Teologia da Libertação





TEOLOGIA DA LIBERTAÇÃO

            A teologia da libertação é uma reflexão teológica que nasceu da influência de três frentes de pensamento: O evangelho social das igrejas norte-americanas, trazido ao Brasil pelo missionário e teólogo presbiteriano Richard Shaull; a teologia da esperança, do teólogo reformado Jürgem Moltmann; e a teologia política que tinha como seus grandes expoentes o teólogo católico Johann Baptist Metz, na Europa, e o teólogo batista Harvey Cox, nos EUA. Assim, para que você compreenda melhor, vai uma série de eventos que precederam o nascimento da teologia da libertação:- 1952: O missionário presbiteriano Richard Shaull chega ao Brasil trazendo o evangelho social e cria uma estreita relação com os pastores presbiterianos Rubem Alves e Jaime Wright; - 1964: O teólogo reformado Jürgen Moltmann publica sua obra Teologia da Esperança; - 1965: O teólogo batista Harvey Cox publica A Cidade Secular; - 1967: O teólogo católico Johann Baptist Metz pronuncia a conferência sobre a Teologia do Mundo; O marco do nascedouro da teologia da libertação está na publicação da obra  teologia  da esperança Humana, de Rubem Alves, que tinha o título de Teologia da Libertação, criticando a teologia metafísica de uma forma geral e propondo o nascimento de novas comunidades de cristãos animados por uma visão e por uma paixão pela libertação humana e cuja linguagem teológica se tornava histórica.
            A primeira participação católica no lançamento da teologia da libertação foi à publicação da Teologia da Revolução, em 1970, pelo teólogo belga radicado no Brasil Joseph Comblin. Somente em 1972, Leonardo Bof surge no cenário teológico com a publicação Jesus Cristo Libertador. Como Rubem Alves estava asilado  nos EUA neste período, Bof passou a ser o mais conhecido representante desta corrente teológica que vivia no Brasil, devido à proteção recebida pela ordem dos franciscanos, à qual ele pertencia.
            A teologia da libertação é uma escola importante e controversa na teologia da igreja católica desenvolvida depois do concílio vaticano II. Ela dá grande ênfase à situação social humana. O teólogo peruano Gustavo Gutierrez é um dos mais influentes proponentes desse movimento. Também o teólogo americano Cornell West e o brasileiro Leonardo Bof se destacam. O movimento foi forte durante as décadas de 60 e 70, quando se espalhou de forma especial na América Latina e entre os franciscanos, sendo uma das orientações para o movimento das comunidades eclesiais de base (CEBs). Sua influência tem diminuído desde que partes importantes de seu ensinamento fora rejeitados pelo vaticano, e a partir do crescimento do movimento da renovação carismática. Integrantes do movimento afirmam que este sempre foi baseado em idéias de amor e libertação de todas as formas de opressão (especialmente opressão econômica). Também afirmam que ele teria uma forte base nas escrituras sacras. Por outro lado, alguns aspectos da teologia da libertação têm sido fortemente criticados pela santa fé e por várias igrejas protestantes (embora a igreja luterana a tenha adotado), como por exemplo, o fato dos adeptos da teologia da libertação assumir o papel político da igreja e pela utilização do marxismo como base ideológica do movimento.

+ + + +

O que fazer →
a) Transcreva, palavra por palavra, o trecho do texto sobre a teologia da libertação que vai desde "A primeira participação" até "qual ele pertencia.".
b) De acordo com o texto sobre a teologia da libertação, por que a influência desse movimento tem diminuído? Responda em até três frases.
c) Segundo o texto sobre a teologia da libertação, em que ano o teólogo batista Harvey Cox publicou A Cidade Secular?
A listagem vem de outra fonte, independente do texto.

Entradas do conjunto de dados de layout
+ + + +

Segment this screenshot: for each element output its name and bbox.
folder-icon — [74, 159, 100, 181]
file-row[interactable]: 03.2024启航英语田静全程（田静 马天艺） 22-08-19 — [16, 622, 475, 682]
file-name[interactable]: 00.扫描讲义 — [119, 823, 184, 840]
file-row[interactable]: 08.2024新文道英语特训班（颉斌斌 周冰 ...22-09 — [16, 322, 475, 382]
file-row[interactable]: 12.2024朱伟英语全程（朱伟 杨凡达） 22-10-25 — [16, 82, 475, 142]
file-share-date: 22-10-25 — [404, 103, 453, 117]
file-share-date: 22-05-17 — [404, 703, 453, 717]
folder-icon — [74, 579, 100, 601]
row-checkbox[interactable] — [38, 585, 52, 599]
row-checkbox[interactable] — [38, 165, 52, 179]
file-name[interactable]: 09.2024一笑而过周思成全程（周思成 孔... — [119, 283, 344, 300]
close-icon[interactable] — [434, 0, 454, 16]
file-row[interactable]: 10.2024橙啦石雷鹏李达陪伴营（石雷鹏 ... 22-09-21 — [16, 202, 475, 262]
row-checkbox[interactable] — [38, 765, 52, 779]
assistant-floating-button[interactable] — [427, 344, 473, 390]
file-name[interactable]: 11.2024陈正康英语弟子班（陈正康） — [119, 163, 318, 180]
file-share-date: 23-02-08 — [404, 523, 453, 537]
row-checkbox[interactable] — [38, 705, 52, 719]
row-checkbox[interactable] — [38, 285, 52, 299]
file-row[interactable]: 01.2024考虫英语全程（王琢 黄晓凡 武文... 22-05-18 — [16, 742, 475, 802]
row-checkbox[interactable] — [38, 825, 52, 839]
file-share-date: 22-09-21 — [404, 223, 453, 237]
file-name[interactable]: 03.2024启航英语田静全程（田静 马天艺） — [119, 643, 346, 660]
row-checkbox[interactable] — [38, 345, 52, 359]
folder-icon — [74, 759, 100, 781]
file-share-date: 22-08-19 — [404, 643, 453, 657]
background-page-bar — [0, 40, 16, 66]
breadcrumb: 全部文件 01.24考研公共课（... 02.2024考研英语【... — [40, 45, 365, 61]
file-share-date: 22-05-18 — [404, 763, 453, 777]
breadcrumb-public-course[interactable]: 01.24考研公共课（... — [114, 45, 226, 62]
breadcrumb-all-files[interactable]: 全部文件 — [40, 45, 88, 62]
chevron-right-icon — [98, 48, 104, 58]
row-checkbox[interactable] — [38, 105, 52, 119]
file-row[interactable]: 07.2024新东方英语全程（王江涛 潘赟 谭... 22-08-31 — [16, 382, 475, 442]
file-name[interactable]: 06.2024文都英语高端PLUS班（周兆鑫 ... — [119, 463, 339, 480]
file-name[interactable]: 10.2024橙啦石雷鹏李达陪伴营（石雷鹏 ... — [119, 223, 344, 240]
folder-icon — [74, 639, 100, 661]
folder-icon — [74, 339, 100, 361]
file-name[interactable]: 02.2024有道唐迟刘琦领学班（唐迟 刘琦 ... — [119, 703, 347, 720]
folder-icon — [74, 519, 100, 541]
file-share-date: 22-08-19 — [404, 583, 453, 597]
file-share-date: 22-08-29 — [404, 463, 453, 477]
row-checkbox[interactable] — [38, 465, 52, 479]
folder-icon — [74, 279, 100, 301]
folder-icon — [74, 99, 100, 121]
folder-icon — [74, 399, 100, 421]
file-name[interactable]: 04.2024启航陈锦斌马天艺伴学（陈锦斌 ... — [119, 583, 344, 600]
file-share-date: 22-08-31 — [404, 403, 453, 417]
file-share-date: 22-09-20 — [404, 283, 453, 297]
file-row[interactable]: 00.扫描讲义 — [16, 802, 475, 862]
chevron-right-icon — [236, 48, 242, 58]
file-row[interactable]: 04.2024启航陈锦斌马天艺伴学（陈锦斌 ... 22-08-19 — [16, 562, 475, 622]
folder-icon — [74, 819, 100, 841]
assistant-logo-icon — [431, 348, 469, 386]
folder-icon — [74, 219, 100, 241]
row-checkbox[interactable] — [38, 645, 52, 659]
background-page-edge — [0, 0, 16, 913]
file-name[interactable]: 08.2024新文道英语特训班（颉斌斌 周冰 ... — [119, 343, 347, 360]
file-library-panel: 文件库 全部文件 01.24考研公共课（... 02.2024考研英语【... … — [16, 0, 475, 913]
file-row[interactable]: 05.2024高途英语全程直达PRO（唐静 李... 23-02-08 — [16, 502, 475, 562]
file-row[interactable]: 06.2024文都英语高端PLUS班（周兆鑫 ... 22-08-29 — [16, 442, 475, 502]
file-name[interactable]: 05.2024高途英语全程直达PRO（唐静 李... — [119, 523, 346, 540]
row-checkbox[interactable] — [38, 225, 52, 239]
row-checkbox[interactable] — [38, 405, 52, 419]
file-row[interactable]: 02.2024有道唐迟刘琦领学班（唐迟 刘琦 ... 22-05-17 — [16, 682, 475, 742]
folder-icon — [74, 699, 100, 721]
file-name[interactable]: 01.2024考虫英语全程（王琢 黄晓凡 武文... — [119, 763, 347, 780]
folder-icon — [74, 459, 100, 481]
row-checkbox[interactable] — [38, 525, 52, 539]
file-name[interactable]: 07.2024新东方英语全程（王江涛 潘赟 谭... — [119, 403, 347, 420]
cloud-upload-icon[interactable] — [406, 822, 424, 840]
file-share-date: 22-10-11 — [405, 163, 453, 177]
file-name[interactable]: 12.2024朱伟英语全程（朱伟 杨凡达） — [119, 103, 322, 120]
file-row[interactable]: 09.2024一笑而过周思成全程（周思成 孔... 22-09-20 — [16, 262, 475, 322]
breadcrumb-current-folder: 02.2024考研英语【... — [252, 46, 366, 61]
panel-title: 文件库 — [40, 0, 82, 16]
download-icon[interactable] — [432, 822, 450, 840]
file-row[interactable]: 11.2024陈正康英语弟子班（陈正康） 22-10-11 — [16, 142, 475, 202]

+ + + +

Exercício resolvido →
a)
A primeira participação católica no lançamento da teologia da libertação foi à publicação da Teologia da Revolução, em 1970, pelo teólogo belga radicado no Brasil Joseph Comblin. Somente em 1972, Leonardo Bof surge no cenário teológico com a publicação Jesus Cristo Libertador. Como Rubem Alves estava asilado  nos EUA neste período, Bof passou a ser o mais conhecido representante desta corrente teológica que vivia no Brasil, devido à proteção recebida pela ordem dos franciscanos, à qual ele pertencia.

b) A influência da teologia da libertação tem diminuído porque partes importantes de seu ensinamento foram rejeitadas pelo Vaticano. Contribuiu também para isso o crescimento do movimento da renovação carismática.

c) Em 1965.